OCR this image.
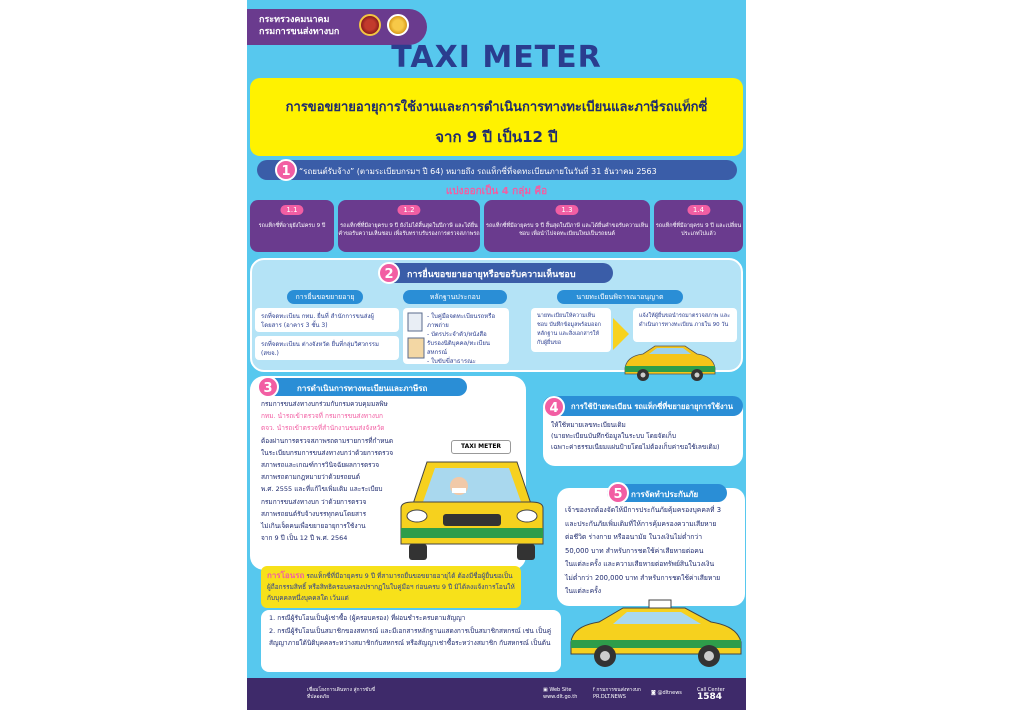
กระทรวงคมนาคม
กรมการขนส่งทางบก
TAXI METER
การขอขยายอายุการใช้งานและการดำเนินการทางทะเบียนและภาษีรถแท็กซี่
จาก 9 ปี เป็น12 ปี
“รถยนต์รับจ้าง” (ตามระเบียบกรมฯ ปี 64) หมายถึง รถแท็กซี่ที่จดทะเบียนภายในวันที่ 31 ธันวาคม 2563
1
แบ่งออกเป็น 4 กลุ่ม คือ
1.1
รถแท็กซี่ที่อายุยังไม่ครบ 9 ปี
1.2
รถแท็กซี่ที่มีอายุครบ 9 ปี ยังไม่ได้สิ้นสุดในปีภาษี และได้ยื่นคำขอรับความเห็นชอบ เพื่อรับทราบรับรองการตรวจสภาพรถ
1.3
รถแท็กซี่ที่มีอายุครบ 9 ปี สิ้นสุดในปีภาษี และได้ยื่นคำขอรับความเห็นชอบ เพื่อนำไปจดทะเบียนใหม่เป็นรถยนต์
1.4
รถแท็กซี่ที่มีอายุครบ 9 ปี และเปลี่ยนประเภทไปแล้ว
การยื่นขอขยายอายุหรือขอรับความเห็นชอบ
2
การยื่นขอขยายอายุ
รถที่จดทะเบียน กทม. ยื่นที่ สำนักการขนส่งผู้โดยสาร (อาคาร 3 ชั้น 3)
รถที่จดทะเบียน ต่างจังหวัด ยื่นที่กลุ่มวิศวกรรม (สขจ.)
หลักฐานประกอบ
- ใบคู่มือจดทะเบียนรถหรือภาพถ่าย
- บัตรประจำตัว/หนังสือรับรองนิติบุคคล/ทะเบียนสหกรณ์
- ใบขับขี่สาธารณะ
นายทะเบียนพิจารณาอนุญาต
นายทะเบียนให้ความเห็นชอบ บันทึกข้อมูลพร้อมออกหลักฐาน และสิ่งเอกสารให้กับผู้ยื่นขอ
แจ้งให้ผู้ยื่นขอนำรถมาตรวจสภาพ และดำเนินการทางทะเบียน ภายใน 90 วัน
การดำเนินการทางทะเบียนและภาษีรถ
3
กรมการขนส่งทางบกร่วมกับกรมควบคุมมลพิษ
กทม. นำรถเข้าตรวจที่ กรมการขนส่งทางบก
ตจว. นำรถเข้าตรวจที่สำนักงานขนส่งจังหวัด
ต้องผ่านการตรวจสภาพรถตามรายการที่กำหนด
ในระเบียบกรมการขนส่งทางบกว่าด้วยการตรวจ
สภาพรถและเกณฑ์การวินิจฉัยผลการตรวจ
สภาพรถตามกฎหมายว่าด้วยรถยนต์
พ.ศ. 2555 และที่แก้ไขเพิ่มเติม และระเบียบ
กรมการขนส่งทางบก ว่าด้วยการตรวจ
สภาพรถยนต์รับจ้างบรรทุกคนโดยสาร
ไม่เกินเจ็ดคนเพื่อขยายอายุการใช้งาน
จาก 9 ปี เป็น 12 ปี พ.ศ. 2564
TAXI METER
การใช้ป้ายทะเบียน รถแท็กซี่ที่ขยายอายุการใช้งาน
4
ให้ใช้หมายเลขทะเบียนเดิม
(นายทะเบียนบันทึกข้อมูลในระบบ โดยจัดเก็บ
เฉพาะค่าธรรมเนียมแผ่นป้ายโดยไม่ต้องเก็บค่าขอใช้เลขเดิม)
การจัดทำประกันภัย
5
เจ้าของรถต้องจัดให้มีการประกันภัยคุ้มครองบุคคลที่ 3
และประกันภัยเพิ่มเติมที่ให้การคุ้มครองความเสียหาย
ต่อชีวิต ร่างกาย หรืออนามัย ในวงเงินไม่ต่ำกว่า
50,000 บาท สำหรับการชดใช้ค่าเสียหายต่อคน
ในแต่ละครั้ง และความเสียหายต่อทรัพย์สินในวงเงิน
ไม่ต่ำกว่า 200,000 บาท สำหรับการชดใช้ค่าเสียหาย
ในแต่ละครั้ง
การโอนรถ รถแท็กซี่ที่มีอายุครบ 9 ปี ที่สามารถยื่นขอขยายอายุได้ ต้องมีชื่อผู้ยื่นขอเป็นผู้ถือกรรมสิทธิ์ หรือสิทธิครอบครองปรากฏในใบคู่มือฯ ก่อนครบ 9 ปี มิได้ลงแจ้งการโอนให้กับบุคคลหนึ่งบุคคลใด เว้นแต่
1. กรณีผู้รับโอนเป็นผู้เช่าซื้อ (ผู้ครอบครอง) ที่ผ่อนชำระครบตามสัญญา
2. กรณีผู้รับโอนเป็นสมาชิกของสหกรณ์ และมีเอกสารหลักฐานแสดงการเป็นสมาชิกสหกรณ์ เช่น เป็นคู่สัญญาภายใต้นิติบุคคลระหว่างสมาชิกกับสหกรณ์ หรือสัญญาเช่าซื้อระหว่างสมาชิก กับสหกรณ์ เป็นต้น
เชื่อมโยงการเดินทาง สู่การขับขี่ที่ปลอดภัย
▣ Web Site
www.dlt.go.th
f กรมการขนส่งทางบก
PR.DLT.NEWS
◙ @dltnews	Call Center
1584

━━━━━━

**What the task requires**
Collect the lines of the records that include the string "การย".

**Exercise output**
การยื่นขอขยายอายุหรือขอรับความเห็นชอบ
การยื่นขอขยายอายุ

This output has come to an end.